Start of Text segment
James Harper <james.harper@bendigoit.com.au> writes:
. Use greylisting. I wrote my own here that has some smarts about trusting domains (eg bigpond) once a certain number of senders have been seen. I used to greylist for an hour but only 15 minutes now, and only for email with a spamassassin score above some threshold. The idea being that by waiting a bit the sender may get blacklisted in that time if I am the recipient of a new spam run.
IIRC we greylist for one second. The fact that they're retrying *at all* shows they're not spammers. We also have to whitelist bigpond :-/
My solution doesn't require whitelisting bigpond because it sees enough 'good' emails that get whitelisted directly because they have enough emails with low spamassassin stores that it sorts itself out within a week or so, probably less. Optus is (was?) the same in that they'd retry from different IP addresses. My reasoning for greylisting for longer is that a new spam run can take a while to appear on the blacklists and other checksum validation sites, so delaying suspect email helps a bit, although I haven't done any measurement on this in years.
End of Text segment
◆ Written request 1
In the layout dataset entries, copy out again the lines that open with the one containing "spikelet (622, 224, 660, 271)" and close with the one containing "photo (1333, 33, 1451, 506)", with both of those lines included.
Start of Record extracts
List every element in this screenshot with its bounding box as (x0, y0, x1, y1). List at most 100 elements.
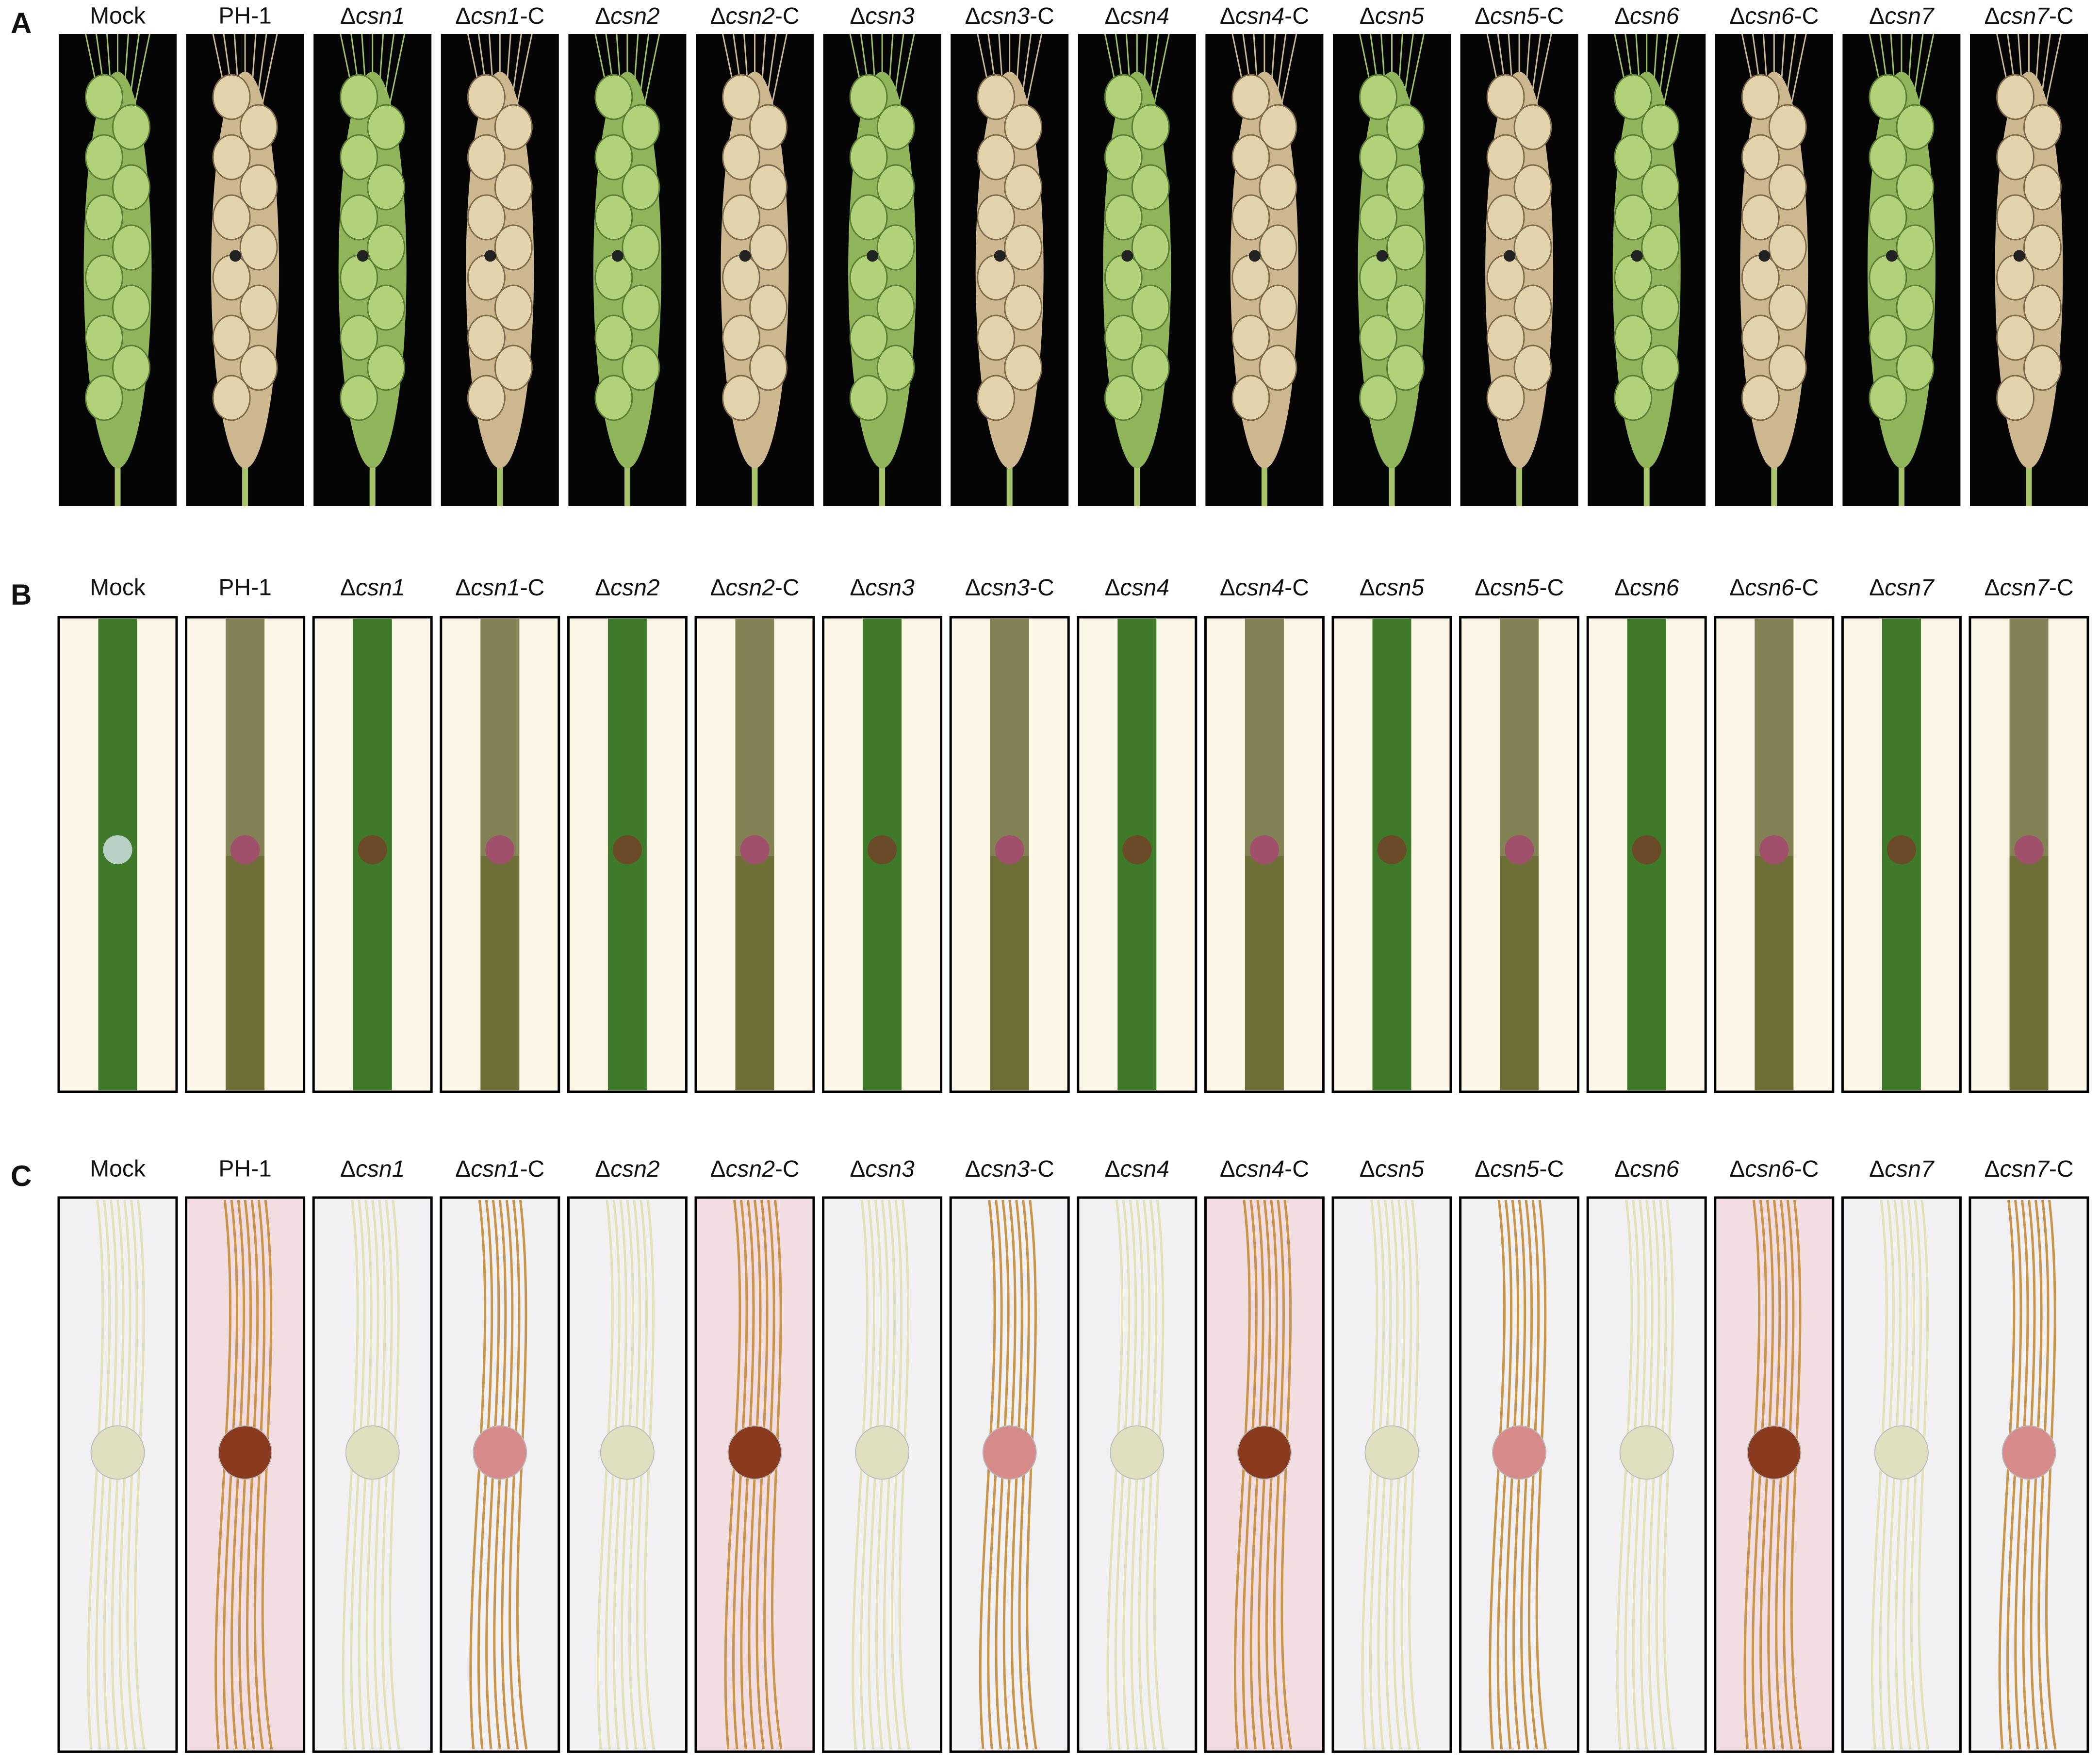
spikelet (622, 224, 660, 271)
spikelet (594, 134, 633, 181)
spikelet (1131, 345, 1170, 391)
root (342, 1200, 359, 1750)
photo (313, 33, 432, 506)
photo (1970, 33, 2088, 506)
photo (949, 616, 1070, 1093)
spikelet (1513, 284, 1552, 331)
root (979, 1200, 996, 1750)
spikelet (1869, 74, 1907, 120)
spikelet (1259, 164, 1297, 211)
inoculum (485, 835, 515, 865)
photo (59, 33, 177, 506)
spikelet (1614, 314, 1653, 361)
root (724, 1200, 741, 1750)
photo (1333, 33, 1451, 506)
column-label: Δcsn1 (340, 1156, 405, 1182)
root (2045, 1200, 2057, 1750)
column-label: Δcsn3-C (965, 575, 1054, 601)
spikelet (977, 314, 1016, 361)
spikelet (340, 134, 378, 181)
spikelet (1231, 314, 1270, 361)
mycelium (1500, 619, 1539, 856)
spikelet (467, 314, 506, 361)
photo (185, 616, 306, 1093)
photo (1842, 33, 1961, 506)
root (389, 1200, 400, 1750)
spikelet (1259, 345, 1297, 391)
column-label: Δcsn6-C (1729, 1156, 1819, 1182)
spikelet (749, 345, 788, 391)
inoculum (2002, 1425, 2056, 1480)
spikelet (1359, 375, 1397, 421)
spikelet (1741, 375, 1780, 421)
spikelet (876, 224, 915, 271)
photo (1714, 616, 1835, 1093)
inoculum (345, 1425, 400, 1480)
spikelet (722, 74, 760, 120)
root (596, 1200, 614, 1750)
inoculum (1887, 835, 1916, 865)
photo (568, 33, 687, 506)
spikelet (977, 134, 1016, 181)
photo (1204, 1196, 1325, 1753)
spikelet (1231, 194, 1270, 241)
inoculum (1122, 835, 1152, 865)
spikelet (494, 164, 533, 211)
photo (312, 616, 433, 1093)
photo (1078, 33, 1196, 506)
column-label: Δcsn4 (1105, 3, 1169, 29)
spikelet (85, 134, 123, 181)
column-label: Δcsn1-C (455, 3, 544, 29)
photo (694, 616, 815, 1093)
column-label: Δcsn2 (595, 3, 659, 29)
root (1998, 1200, 2016, 1750)
spikelet (239, 104, 278, 150)
spikelet (876, 164, 915, 211)
spikelet (1513, 164, 1552, 211)
photo (1205, 33, 1324, 506)
inoculum (103, 835, 132, 865)
column-label: Mock (90, 1156, 146, 1182)
root (1280, 1200, 1292, 1750)
mycelium (1755, 619, 1794, 856)
spikelet (1104, 314, 1143, 361)
photo (1459, 1196, 1580, 1753)
spikelet (1896, 164, 1935, 211)
column-label: Δcsn7-C (1984, 1156, 2073, 1182)
inoculation-spot (484, 250, 496, 262)
spikelet (112, 104, 150, 150)
spikelet (367, 224, 406, 271)
spikelet (212, 314, 251, 361)
photo (1841, 616, 1962, 1093)
spikelet (876, 345, 915, 391)
column-label: Δcsn3 (850, 3, 915, 29)
spikelet (212, 134, 251, 181)
spikelet (2023, 224, 2062, 271)
inoculum (868, 835, 897, 865)
root (261, 1200, 273, 1750)
column-label: Δcsn7-C (1984, 575, 2073, 601)
spikelet (2023, 164, 2062, 211)
spikelet (594, 375, 633, 421)
root (1870, 1200, 1888, 1750)
photo (696, 33, 814, 506)
spikelet (1741, 314, 1780, 361)
column-label: Δcsn5 (1360, 1156, 1425, 1182)
root (1408, 1200, 1420, 1750)
column-label: Δcsn5-C (1475, 575, 1564, 601)
spikelet (239, 224, 278, 271)
spikelet (1996, 134, 2034, 181)
spikelet (622, 164, 660, 211)
root (1489, 1200, 1506, 1750)
spikelet (494, 345, 533, 391)
photo (1841, 1196, 1962, 1753)
photo (441, 33, 559, 506)
root (1153, 1200, 1165, 1750)
spikelet (977, 74, 1016, 120)
photo (1586, 616, 1707, 1093)
root (134, 1200, 146, 1750)
photo (822, 1196, 943, 1753)
column-label: Δcsn2 (595, 575, 659, 601)
spikelet (112, 284, 150, 331)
End of Record extracts
◆ Written request 2
State whether each statement agrees with the greylisting discussion, answering yes or no and quoting the deciding words: (a) The first writer now greylists for 15 minutes. (b) The reply says they greylist for one minute. (c) The first writer has measured the effect of longer greylisting recently.

◆ Written answer 1
spikelet (622, 224, 660, 271)
spikelet (594, 134, 633, 181)
spikelet (1131, 345, 1170, 391)
root (342, 1200, 359, 1750)
photo (313, 33, 432, 506)
photo (1970, 33, 2088, 506)
photo (949, 616, 1070, 1093)
spikelet (1513, 284, 1552, 331)
root (979, 1200, 996, 1750)
spikelet (1869, 74, 1907, 120)
spikelet (1259, 164, 1297, 211)
inoculum (485, 835, 515, 865)
photo (59, 33, 177, 506)
spikelet (1614, 314, 1653, 361)
root (724, 1200, 741, 1750)
photo (1333, 33, 1451, 506)

◆ Written answer 2
(a) Yes: "I used to greylist for an hour but only 15 minutes now"
(b) No: "IIRC we greylist for one second."
(c) No: "although I haven't done any measurement on this in years."